■ **WHAT YOU SHOULD DO**: Scan the records for the word "bebés". Copy each line that includes it.

■ **DATA SUPPLIED**:
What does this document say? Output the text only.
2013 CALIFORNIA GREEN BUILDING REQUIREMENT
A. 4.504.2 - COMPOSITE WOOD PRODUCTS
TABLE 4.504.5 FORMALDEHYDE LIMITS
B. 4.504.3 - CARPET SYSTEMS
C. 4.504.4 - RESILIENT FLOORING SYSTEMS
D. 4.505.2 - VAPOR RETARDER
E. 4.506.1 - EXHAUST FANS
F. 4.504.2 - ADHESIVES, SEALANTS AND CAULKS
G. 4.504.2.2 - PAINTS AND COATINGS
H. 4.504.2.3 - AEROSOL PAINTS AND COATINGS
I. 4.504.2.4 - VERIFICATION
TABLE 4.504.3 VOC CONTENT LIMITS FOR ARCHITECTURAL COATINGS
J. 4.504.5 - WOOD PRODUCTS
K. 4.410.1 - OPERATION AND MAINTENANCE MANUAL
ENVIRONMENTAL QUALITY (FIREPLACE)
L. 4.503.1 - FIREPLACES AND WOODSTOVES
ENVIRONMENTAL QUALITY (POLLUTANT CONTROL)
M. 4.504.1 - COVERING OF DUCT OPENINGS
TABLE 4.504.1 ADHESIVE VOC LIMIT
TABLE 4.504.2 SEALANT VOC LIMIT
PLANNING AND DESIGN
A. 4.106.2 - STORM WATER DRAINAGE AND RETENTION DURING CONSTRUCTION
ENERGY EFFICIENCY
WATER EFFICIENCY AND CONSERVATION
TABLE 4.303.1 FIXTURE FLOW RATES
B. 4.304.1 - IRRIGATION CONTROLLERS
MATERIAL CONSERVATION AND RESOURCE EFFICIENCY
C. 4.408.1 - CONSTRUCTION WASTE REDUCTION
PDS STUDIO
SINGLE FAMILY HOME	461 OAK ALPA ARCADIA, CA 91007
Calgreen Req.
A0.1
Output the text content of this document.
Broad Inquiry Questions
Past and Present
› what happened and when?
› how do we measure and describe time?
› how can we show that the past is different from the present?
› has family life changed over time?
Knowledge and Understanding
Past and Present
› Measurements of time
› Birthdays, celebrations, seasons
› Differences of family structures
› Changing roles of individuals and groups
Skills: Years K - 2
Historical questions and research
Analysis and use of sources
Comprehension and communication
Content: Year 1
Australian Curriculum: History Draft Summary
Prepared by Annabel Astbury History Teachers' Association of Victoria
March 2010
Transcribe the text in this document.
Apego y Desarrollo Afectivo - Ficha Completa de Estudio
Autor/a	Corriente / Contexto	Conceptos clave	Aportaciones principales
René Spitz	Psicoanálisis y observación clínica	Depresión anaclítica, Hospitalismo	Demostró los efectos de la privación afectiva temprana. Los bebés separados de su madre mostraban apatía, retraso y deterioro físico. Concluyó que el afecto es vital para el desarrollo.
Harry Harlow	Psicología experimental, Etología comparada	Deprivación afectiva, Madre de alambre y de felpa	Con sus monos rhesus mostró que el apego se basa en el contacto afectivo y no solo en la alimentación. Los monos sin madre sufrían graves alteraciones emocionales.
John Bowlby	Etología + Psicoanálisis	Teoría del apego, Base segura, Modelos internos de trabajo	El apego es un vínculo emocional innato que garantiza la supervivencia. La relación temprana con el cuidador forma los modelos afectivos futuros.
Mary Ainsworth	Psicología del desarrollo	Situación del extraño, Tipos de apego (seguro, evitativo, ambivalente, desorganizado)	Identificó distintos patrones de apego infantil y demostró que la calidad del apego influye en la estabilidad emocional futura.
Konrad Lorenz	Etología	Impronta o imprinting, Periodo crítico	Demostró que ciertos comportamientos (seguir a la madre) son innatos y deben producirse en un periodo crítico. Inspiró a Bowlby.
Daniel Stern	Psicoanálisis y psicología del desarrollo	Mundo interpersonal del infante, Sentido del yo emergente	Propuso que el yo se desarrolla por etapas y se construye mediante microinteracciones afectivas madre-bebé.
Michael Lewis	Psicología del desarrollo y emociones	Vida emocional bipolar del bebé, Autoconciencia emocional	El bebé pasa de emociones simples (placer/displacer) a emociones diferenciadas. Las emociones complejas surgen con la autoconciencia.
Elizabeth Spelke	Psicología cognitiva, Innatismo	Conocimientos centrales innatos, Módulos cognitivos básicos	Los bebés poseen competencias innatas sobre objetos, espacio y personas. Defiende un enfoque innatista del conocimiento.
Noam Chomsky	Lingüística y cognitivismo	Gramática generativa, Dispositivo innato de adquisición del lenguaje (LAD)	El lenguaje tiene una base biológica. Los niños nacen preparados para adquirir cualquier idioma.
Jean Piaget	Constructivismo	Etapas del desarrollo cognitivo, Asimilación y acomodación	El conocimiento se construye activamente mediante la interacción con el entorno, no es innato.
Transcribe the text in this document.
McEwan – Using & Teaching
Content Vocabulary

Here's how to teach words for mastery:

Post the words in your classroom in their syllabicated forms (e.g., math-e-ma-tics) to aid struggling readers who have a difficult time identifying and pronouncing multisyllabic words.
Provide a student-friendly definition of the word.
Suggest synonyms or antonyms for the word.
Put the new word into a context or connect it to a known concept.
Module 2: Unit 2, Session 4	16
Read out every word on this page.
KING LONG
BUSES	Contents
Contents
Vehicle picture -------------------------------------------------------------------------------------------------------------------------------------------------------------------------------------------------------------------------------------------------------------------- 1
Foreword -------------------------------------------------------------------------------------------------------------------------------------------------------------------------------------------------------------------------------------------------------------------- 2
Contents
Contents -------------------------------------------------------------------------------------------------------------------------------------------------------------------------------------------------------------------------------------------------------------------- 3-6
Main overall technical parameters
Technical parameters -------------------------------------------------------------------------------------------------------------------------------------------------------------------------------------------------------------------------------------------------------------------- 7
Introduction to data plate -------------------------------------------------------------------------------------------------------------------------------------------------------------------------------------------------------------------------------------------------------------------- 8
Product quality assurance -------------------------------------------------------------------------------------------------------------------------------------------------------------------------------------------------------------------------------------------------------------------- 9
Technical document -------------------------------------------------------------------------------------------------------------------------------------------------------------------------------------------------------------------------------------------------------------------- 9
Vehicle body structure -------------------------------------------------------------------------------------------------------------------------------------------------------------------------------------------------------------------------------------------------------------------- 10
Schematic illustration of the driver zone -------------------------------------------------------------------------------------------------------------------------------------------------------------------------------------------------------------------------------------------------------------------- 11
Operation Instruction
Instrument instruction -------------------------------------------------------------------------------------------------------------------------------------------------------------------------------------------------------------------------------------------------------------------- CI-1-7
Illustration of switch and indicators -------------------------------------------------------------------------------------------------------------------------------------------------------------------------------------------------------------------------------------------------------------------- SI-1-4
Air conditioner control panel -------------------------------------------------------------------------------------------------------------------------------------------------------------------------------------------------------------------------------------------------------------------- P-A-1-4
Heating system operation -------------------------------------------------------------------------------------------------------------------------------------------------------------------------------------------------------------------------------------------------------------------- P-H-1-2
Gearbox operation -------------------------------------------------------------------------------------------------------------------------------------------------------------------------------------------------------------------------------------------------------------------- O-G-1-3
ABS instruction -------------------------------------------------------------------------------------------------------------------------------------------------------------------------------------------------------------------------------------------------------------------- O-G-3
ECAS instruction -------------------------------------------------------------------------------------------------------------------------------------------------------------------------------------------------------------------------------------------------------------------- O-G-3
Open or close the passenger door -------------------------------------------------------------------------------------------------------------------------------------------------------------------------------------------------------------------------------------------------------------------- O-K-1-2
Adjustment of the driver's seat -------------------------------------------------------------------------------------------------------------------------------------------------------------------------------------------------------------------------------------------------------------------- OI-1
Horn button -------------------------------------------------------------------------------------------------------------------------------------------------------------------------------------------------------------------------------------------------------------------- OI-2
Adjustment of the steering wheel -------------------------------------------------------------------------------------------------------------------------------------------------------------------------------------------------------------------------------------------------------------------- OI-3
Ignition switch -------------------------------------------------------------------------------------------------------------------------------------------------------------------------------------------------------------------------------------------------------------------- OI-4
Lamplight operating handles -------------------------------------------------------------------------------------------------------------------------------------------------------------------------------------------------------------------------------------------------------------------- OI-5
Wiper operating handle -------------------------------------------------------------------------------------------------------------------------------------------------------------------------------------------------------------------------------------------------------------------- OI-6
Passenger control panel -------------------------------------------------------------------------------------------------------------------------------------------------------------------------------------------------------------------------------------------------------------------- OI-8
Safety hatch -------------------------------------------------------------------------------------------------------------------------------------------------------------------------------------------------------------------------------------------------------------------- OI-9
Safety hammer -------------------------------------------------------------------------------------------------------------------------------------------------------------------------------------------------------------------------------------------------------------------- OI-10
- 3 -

■ **THE RESPONSE**:
René Spitz	Psicoanálisis y observación clínica	Depresión anaclítica, Hospitalismo	Demostró los efectos de la privación afectiva temprana. Los bebés separados de su madre mostraban apatía, retraso y deterioro físico. Concluyó que el afecto es vital para el desarrollo.
Elizabeth Spelke	Psicología cognitiva, Innatismo	Conocimientos centrales innatos, Módulos cognitivos básicos	Los bebés poseen competencias innatas sobre objetos, espacio y personas. Defiende un enfoque innatista del conocimiento.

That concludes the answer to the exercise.